◆ **Exercise prompt**
In the listing below, identify each line with the word "ἐπιθέτων" and return those lines.

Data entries
* BEGIN *

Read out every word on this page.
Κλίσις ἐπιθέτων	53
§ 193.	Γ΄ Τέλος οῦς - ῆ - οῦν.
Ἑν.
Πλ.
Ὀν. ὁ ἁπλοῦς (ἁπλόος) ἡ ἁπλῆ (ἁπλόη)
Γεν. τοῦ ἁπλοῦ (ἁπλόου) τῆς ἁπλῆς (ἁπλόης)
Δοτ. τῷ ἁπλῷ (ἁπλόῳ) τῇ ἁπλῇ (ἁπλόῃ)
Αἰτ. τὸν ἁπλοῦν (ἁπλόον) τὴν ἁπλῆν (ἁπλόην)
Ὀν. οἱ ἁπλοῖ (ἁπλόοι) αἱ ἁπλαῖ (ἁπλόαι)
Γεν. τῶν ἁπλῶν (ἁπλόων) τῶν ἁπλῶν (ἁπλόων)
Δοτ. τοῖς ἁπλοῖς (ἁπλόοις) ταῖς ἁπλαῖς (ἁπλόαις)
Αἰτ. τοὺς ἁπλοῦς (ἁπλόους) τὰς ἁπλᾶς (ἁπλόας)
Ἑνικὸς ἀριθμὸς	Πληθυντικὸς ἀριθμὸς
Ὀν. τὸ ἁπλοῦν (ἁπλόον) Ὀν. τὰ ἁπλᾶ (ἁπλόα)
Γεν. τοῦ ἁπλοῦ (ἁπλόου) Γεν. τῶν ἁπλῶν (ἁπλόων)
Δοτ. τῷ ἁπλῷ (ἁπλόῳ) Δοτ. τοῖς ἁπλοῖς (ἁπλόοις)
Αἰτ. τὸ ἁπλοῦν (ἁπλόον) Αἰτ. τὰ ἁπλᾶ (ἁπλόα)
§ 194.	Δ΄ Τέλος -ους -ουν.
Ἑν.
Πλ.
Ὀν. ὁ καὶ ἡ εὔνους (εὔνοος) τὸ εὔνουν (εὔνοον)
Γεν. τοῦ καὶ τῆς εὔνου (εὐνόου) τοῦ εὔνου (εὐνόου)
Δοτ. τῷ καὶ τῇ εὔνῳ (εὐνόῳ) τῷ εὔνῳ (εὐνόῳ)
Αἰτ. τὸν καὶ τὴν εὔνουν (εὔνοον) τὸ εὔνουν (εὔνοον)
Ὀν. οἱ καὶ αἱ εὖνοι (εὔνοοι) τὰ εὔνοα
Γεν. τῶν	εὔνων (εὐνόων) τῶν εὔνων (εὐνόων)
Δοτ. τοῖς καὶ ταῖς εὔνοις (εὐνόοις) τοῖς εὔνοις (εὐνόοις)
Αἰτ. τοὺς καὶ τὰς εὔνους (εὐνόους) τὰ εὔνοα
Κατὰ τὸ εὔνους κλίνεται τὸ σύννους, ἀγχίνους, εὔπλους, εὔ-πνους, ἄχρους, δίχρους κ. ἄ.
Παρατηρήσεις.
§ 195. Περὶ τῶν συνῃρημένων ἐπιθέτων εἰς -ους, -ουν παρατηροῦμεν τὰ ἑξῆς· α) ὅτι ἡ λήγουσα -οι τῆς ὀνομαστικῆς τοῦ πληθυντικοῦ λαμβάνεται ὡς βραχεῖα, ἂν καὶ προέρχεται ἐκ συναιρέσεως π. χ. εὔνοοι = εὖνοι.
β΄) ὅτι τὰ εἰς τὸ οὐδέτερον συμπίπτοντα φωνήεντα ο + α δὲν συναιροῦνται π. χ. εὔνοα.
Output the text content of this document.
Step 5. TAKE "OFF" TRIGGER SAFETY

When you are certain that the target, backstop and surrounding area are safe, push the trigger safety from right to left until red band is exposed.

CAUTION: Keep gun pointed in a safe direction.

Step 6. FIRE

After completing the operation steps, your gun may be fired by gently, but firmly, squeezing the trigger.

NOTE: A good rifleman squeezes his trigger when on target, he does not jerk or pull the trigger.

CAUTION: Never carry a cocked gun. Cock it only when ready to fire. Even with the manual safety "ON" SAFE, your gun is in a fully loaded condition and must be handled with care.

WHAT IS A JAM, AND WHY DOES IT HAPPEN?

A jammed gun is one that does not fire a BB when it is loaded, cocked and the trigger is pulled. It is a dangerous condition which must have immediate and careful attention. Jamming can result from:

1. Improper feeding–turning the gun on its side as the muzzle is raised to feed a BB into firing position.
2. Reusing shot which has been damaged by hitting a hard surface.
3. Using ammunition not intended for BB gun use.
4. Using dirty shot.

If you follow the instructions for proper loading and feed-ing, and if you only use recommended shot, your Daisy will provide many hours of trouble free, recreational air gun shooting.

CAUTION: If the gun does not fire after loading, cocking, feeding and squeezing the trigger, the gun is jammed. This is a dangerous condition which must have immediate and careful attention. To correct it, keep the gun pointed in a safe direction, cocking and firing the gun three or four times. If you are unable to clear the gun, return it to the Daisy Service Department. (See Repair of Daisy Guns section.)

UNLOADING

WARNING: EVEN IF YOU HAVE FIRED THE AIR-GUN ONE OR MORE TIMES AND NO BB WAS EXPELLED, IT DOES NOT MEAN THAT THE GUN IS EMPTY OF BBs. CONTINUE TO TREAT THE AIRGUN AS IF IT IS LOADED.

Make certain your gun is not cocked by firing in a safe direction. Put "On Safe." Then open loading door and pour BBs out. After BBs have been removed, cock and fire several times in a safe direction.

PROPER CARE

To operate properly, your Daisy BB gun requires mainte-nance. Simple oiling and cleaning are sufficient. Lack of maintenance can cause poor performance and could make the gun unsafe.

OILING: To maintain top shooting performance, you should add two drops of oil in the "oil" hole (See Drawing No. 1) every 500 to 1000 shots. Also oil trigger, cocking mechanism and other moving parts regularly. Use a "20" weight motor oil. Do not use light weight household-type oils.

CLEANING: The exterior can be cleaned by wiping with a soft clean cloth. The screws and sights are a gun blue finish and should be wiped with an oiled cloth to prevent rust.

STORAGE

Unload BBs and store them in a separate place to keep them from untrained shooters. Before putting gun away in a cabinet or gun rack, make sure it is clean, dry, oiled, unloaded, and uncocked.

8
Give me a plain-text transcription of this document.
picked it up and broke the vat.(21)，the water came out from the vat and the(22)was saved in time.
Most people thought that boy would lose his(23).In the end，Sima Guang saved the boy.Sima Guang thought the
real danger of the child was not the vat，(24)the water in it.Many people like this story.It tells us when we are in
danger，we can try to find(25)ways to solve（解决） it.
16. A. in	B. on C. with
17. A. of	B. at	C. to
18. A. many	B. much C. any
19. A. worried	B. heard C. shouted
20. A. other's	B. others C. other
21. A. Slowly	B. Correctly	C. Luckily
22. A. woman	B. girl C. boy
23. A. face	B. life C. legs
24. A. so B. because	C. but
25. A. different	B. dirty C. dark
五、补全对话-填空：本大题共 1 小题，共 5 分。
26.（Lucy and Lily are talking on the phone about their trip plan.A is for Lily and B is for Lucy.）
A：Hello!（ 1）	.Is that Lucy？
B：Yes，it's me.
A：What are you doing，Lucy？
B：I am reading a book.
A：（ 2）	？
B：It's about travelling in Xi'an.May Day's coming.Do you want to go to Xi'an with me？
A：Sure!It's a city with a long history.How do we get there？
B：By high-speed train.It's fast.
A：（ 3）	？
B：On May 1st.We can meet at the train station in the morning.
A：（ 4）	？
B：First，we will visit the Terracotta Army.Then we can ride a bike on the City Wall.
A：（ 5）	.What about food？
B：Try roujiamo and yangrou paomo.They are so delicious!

* END *

◆ **Solution to the problem**
Κλίσις ἐπιθέτων	53
§ 195. Περὶ τῶν συνῃρημένων ἐπιθέτων εἰς -ους, -ουν παρατηροῦμεν τὰ ἑξῆς· α) ὅτι ἡ λήγουσα -οι τῆς ὀνομαστικῆς τοῦ πληθυντικοῦ λαμβάνεται ὡς βραχεῖα, ἂν καὶ προέρχεται ἐκ συναιρέσεως π. χ. εὔνοοι = εὖνοι.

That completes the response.